### EXERCISE INSTRUCTIONS
Write out the entries below once more, exactly, with the pictures left out.

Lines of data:
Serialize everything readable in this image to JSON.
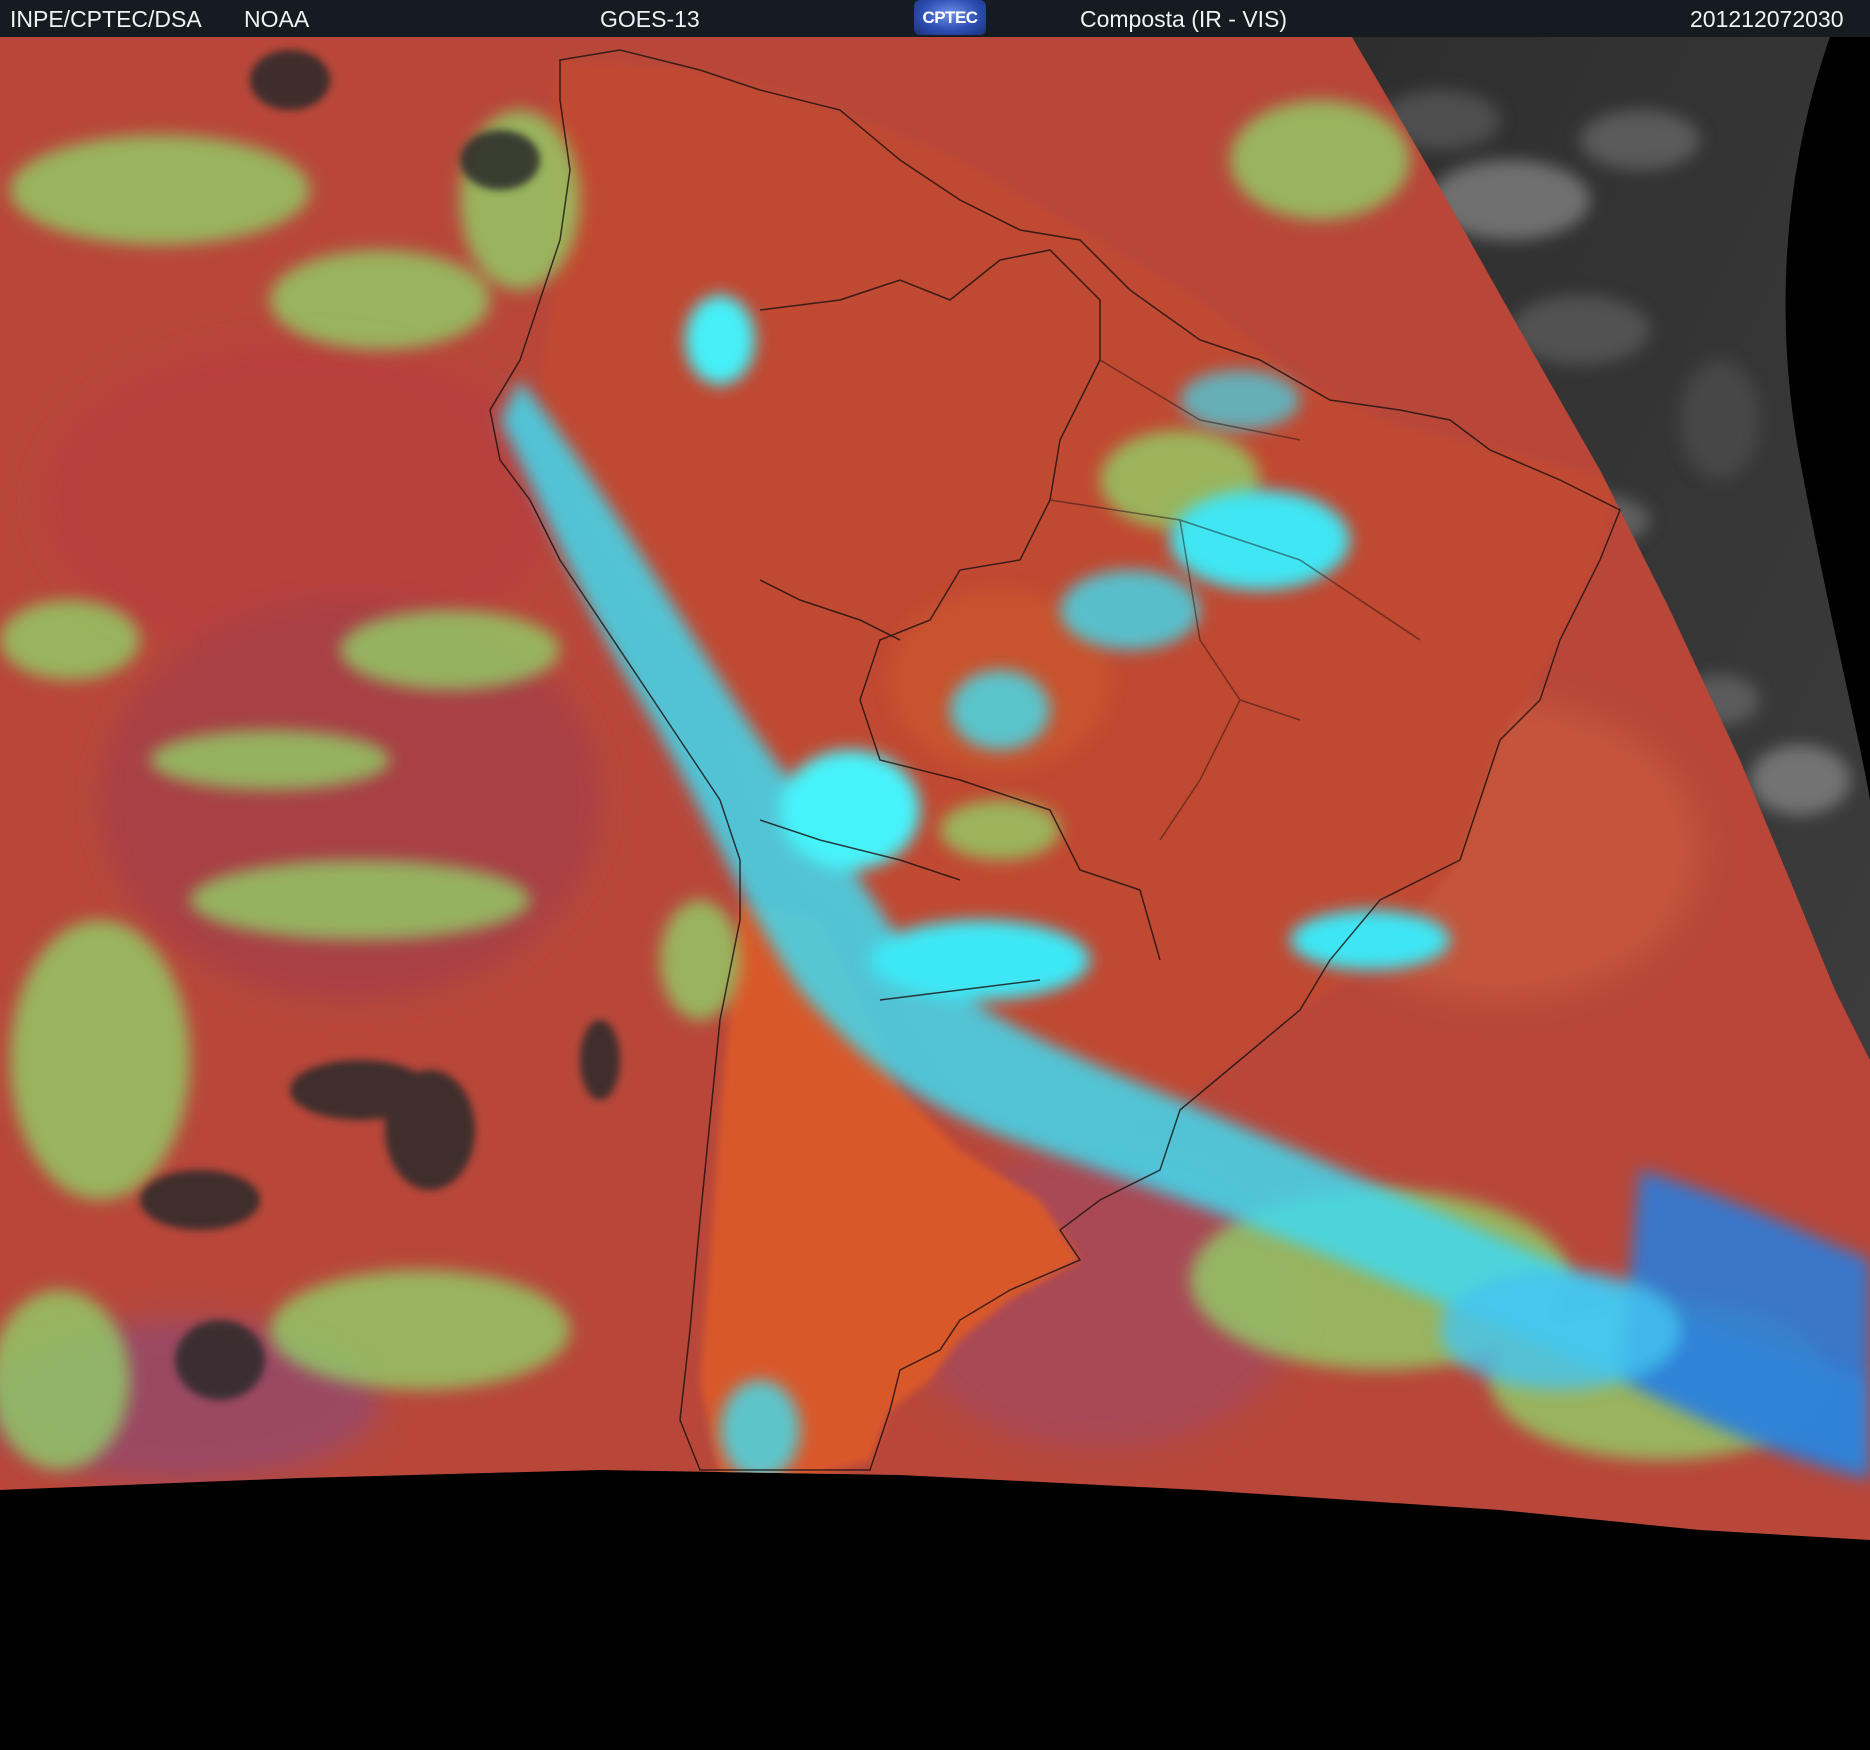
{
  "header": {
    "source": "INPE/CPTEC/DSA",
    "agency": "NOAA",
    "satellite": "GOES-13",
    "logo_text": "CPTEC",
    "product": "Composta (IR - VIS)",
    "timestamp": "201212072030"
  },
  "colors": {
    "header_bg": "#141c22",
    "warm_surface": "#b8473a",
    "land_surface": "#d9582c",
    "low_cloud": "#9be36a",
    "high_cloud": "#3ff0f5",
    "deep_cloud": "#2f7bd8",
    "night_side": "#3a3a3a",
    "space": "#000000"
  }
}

### COMPLETE ANSWER
Serialize everything readable in this image to JSON.
{
  "header": {
    "source": "INPE/CPTEC/DSA",
    "agency": "NOAA",
    "satellite": "GOES-13",
    "logo_text": "CPTEC",
    "product": "Composta (IR - VIS)",
    "timestamp": "201212072030"
  },
  "colors": {
    "header_bg": "#141c22",
    "warm_surface": "#b8473a",
    "land_surface": "#d9582c",
    "low_cloud": "#9be36a",
    "high_cloud": "#3ff0f5",
    "deep_cloud": "#2f7bd8",
    "night_side": "#3a3a3a",
    "space": "#000000"
  }
}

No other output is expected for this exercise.